**Selected passage:**
Klout is proud to announce the initial release of Brickhouse, an open source project extending Hadoop and Hive with a collection of useful user-defined-functions. Its aim is to make the Hive Big Data developer more productive, and to enable scalable and robust dataflows. Klout makes use of many of the projects in the open source Big Data community such as Hadoop, HBase and Hive. We want to contribute the tools we’ve developed and found useful to the open-source community.
Like what you see? Join the Klout engineering team to help us leverage big data!
Why Brickhouse ?
Here at Klout, we deal with lots of big data. We also need to move and produce prototypes quickly. We love the Apache Hive project because it allows us to define a complex chain of map-reduce jobs in a single query.
In order to implement some fairly common use-cases, however, we found functionality missing in the standard Hive distribution. We also found the same functionality being implemented over and over, simply because people didn’t know that a function had already been written. We needed a central repository to encourage re-use within the company. We suspect that some of this functionality has been implemented, and re-implemented by various groups around the world, but for various reasons have never been provided in a single location, under a simple license. While there may be some overlap with existing functionality from various sources, we package it in a more convenient manner.
Another pain we felt was the transition from prototype to production. With Hive, it is fairly easy to come up with a query to generate a one-off dataset, no matter how wacky the requirements. Converting that to a scalable, robust, production pipeline is a different story. We needed not just a library of UDFs, usable by multiple developers, but a library of MapReduce design patterns to produce robust scalable dataflows. In future blog posts, we’ll discuss various techniques to use Brickhouse to turn your Hive queries into scalable data-flows.
What’s in the Brickhouse ?
The Brickhouse covers a fairly wide area of functionality, but can be grouped along various themes:
Brickhouse implements a “collect” UDAF for aggregating into lists and maps, as well as other data structure manipulations which were missing from Hive, for combining and aggregating maps and lists, like “set_diff” and “intersect_array”. We also include UDFs which help you write more efficient queries, like conditional_emit and multiday_count. For example, the “collect_max” UDAF allows you to aggregate a set of top N values over large sets and potentially avoid expensive re-sorts.
Hive provides some simple support for JSON, with get_json_object, json_tuple, and the various JSON Serdes out there. These are great, but we often need to access JSON with more complicated formats, and would like to access them from a UDF, rather than having to create a new table all the time with a JSON Serde.

**Supplied information:**

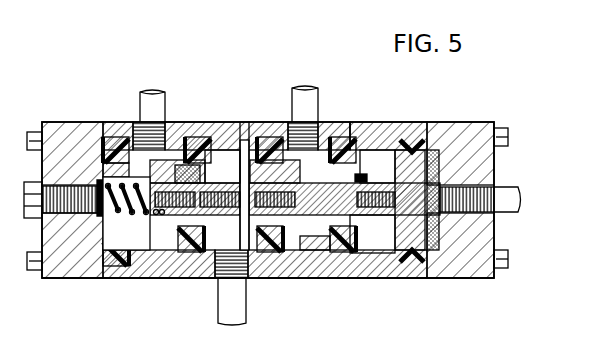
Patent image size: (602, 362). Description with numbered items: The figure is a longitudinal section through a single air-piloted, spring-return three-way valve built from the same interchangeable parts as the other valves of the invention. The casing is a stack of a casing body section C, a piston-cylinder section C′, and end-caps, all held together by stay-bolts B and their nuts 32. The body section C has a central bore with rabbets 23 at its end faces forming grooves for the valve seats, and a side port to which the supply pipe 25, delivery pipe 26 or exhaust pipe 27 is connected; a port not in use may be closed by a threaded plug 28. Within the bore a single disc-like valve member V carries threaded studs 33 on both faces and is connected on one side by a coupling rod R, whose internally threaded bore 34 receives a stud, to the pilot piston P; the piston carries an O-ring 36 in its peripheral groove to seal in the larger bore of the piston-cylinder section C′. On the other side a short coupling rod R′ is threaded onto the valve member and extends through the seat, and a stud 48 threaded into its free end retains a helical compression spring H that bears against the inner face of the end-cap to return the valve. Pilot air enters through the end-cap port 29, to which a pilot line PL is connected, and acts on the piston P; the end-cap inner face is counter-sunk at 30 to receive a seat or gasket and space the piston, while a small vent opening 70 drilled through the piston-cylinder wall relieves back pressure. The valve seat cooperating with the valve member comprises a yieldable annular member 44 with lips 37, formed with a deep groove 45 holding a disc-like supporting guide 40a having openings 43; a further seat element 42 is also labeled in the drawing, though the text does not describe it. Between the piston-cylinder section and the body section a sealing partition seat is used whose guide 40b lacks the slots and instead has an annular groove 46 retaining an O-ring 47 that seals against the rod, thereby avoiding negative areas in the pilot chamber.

The nut 32 is at (36, 130).
The stay-bolt B is at (28, 136).
The casing body section C is at (120, 125).
The piston-cylinder section C′ is at (382, 128).
The exhaust pipe 27 is at (150, 98).
The supply pipe 25 is at (300, 98).
The delivery pipe 26 is at (240, 305).
The annular member 44 is at (198, 132).
The vent opening 70 is at (356, 128).
The rabbet 23 is at (430, 130).
The port 29 is at (76, 182).
The counter-sunk portion 30 is at (433, 170).
The threaded plug 28 is at (32, 198).
The annular groove 45 is at (172, 165).
The openings or slots 43 is at (185, 172).
The short coupling rod R′ is at (226, 185).
The supporting guide 40a is at (300, 178).
The valve coupling rod R is at (318, 190).
The annular groove 46 is at (368, 176).
The O-ring 47 is at (365, 176).
The helical compression spring H is at (110, 222).
The stud 48 is at (156, 216).
The valve member V is at (240, 222).
The bead or lip 37 is at (320, 238).
The threaded stud 33 is at (375, 208).
The supporting guide 40b is at (355, 240).
The piston head P is at (406, 222).
The pilot line PL is at (514, 206).
The internally threaded bore 34 is at (150, 258).
The bushing 42 is at (170, 260).
The O-ring 36 is at (384, 276).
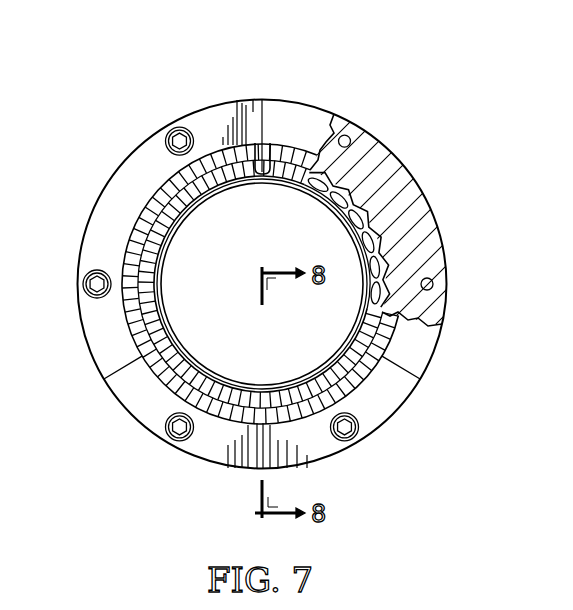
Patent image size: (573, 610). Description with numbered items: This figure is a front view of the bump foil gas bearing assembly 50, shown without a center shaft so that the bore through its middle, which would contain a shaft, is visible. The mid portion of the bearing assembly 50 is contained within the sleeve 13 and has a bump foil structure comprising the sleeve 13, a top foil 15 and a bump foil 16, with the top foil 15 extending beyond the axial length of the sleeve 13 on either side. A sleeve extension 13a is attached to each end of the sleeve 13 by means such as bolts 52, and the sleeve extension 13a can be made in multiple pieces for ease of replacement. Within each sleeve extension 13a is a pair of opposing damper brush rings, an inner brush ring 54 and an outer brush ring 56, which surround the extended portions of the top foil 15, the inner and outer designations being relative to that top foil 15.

The bump foil gas bearing assembly 50 is at (114, 70).
The sleeve 13 is at (367, 135).
The sleeve extension 13a is at (128, 158).
The top foil 15 is at (323, 177).
The bump foil 16 is at (368, 198).
The bolts 52 is at (168, 436).
The inner brush ring 54 is at (138, 262).
The outer brush ring 56 is at (125, 306).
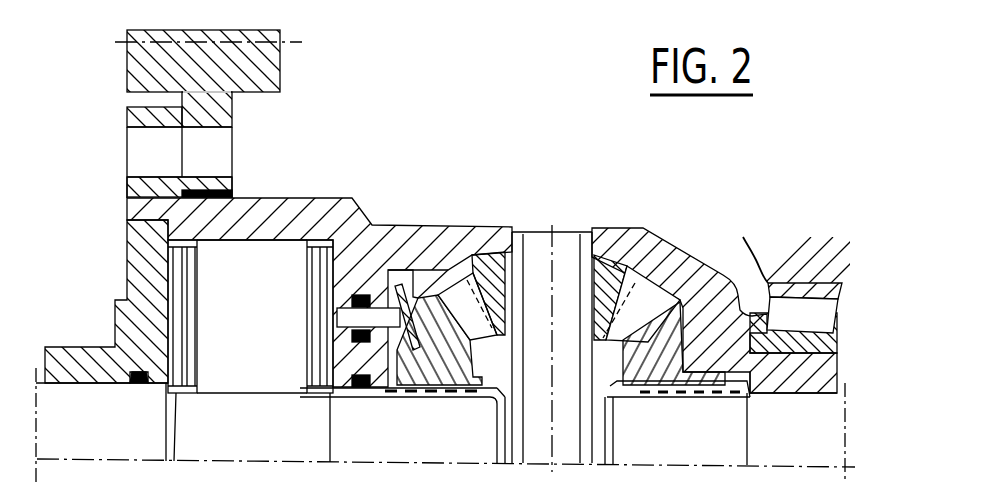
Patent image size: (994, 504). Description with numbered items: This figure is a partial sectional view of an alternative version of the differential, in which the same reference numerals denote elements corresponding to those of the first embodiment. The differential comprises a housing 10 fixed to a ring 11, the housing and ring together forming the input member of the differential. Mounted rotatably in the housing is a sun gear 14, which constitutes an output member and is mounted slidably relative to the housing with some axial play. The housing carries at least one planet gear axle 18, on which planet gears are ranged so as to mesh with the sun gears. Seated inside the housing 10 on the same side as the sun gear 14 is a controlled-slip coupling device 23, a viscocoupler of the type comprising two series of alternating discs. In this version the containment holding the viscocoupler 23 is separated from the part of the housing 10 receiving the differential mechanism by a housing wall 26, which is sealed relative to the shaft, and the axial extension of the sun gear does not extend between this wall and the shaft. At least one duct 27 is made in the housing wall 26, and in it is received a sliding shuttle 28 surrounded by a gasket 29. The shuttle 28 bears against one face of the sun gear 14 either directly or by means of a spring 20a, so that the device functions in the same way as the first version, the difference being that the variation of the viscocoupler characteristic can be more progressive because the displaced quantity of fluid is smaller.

The housing 10 is at (327, 170).
The ring 11 is at (280, 73).
The sun gear 14 is at (433, 396).
The planet gear axle 18 is at (572, 250).
The spring 20a is at (412, 285).
The controlled-slip coupling device 23 is at (258, 268).
The housing wall 26 is at (347, 351).
The duct 27 is at (337, 316).
The sliding shuttle 28 is at (398, 288).
The gasket 29 is at (352, 294).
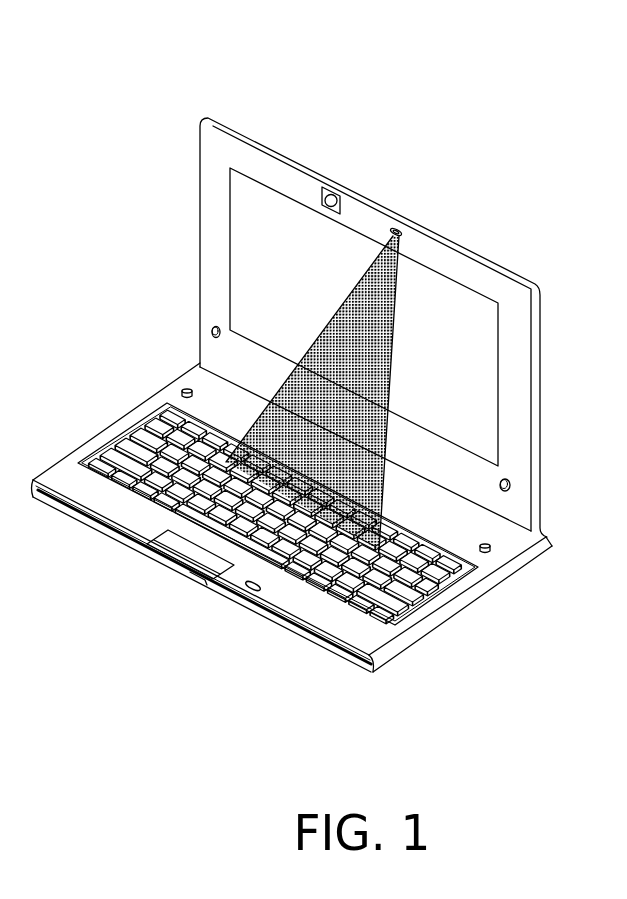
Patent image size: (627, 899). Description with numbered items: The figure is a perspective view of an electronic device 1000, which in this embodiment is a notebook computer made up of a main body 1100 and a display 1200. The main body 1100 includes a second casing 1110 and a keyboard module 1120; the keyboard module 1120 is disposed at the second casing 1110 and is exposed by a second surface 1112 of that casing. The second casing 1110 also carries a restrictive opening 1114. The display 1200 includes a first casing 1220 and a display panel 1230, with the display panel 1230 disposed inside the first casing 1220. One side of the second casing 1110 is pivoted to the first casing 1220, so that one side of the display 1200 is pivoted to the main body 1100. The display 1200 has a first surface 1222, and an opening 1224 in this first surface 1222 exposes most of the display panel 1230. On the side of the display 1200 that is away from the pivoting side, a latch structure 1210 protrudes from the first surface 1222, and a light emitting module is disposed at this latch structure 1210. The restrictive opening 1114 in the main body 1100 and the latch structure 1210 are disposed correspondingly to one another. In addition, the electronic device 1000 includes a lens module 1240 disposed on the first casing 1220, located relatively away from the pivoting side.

The electronic device 1000 is at (314, 410).
The main body 1100 is at (292, 586).
The second casing 1110 is at (264, 709).
The second surface 1112 is at (287, 597).
The restrictive opening 1114 is at (243, 583).
The keyboard module 1120 is at (362, 605).
The display 1200 is at (398, 280).
The latch structure 1210 is at (331, 313).
The first casing 1220 is at (395, 327).
The first surface 1222 is at (477, 285).
The opening 1224 is at (494, 378).
The display panel 1230 is at (412, 274).
The lens module 1240 is at (324, 186).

**Work instructions:**
[1] List every function that the Brickhouse announcement names as part of Brickhouse.
[2] Pick up the Brickhouse announcement after its last sentence and keep writing.
You can ignore the lines; they aren't needed here.

**Outputs:**
[1] collect, set_diff, intersect_array, conditional_emit, multiday_count, collect_max

[2]
The Brickhouse UDFs json_map and json_split allow you to convert JSON directly into maps and arrays. The UDF to_json outputs JSON text for arbitrary Hive structures and
from_json allow you to parse arbitrary JSON into the Hive type of your specification. This makes it easier to interact with external systems which use JSON as a data representation.
For scalable reach estimations, we provide a simple sketch set implementation. The sketch set UDFs sketch_set , combine_sketch, and estimated_reach allow you to estimate the number of unique values in a set, without having to store each member in a array, or perform an expensive query like “SELECT COUNT( DISTINCT )”. This allows you to estimate reach for very large sets, without have to resort all of your data.
We’ve wrapped the Bloom counter implementation shipped with the Hadoop/HBase distribution into UDFs. This allows you to store determine set membership for large sets. Brickhouse has methods bloom and distributed_bloom to generate blooms for large sets and store in the distributed cache, where they can be used to avoid an expensive join.
To productionize our code, we’ve added UDFs to throw an error and “blow the whistle” if a sanity test fails. We like to validate certain datasets, at various points in the chain with the assert UDF, to make sure processing stops when we discover a serious problem. We also provide write_to_graphite and write_to_tsdb so we can more easily track certain metrics with each production flow. This helps us track the growth of our data, and helps us plan accordingly.
We’re also experimenting with different ways to integrate Hive and HBase. With the hbase_batch_put UDAF and a well-clustered query, you can do bulk imports into HBase directly from Hive, without killing your region-servers.
How can I use the Brickhouse ?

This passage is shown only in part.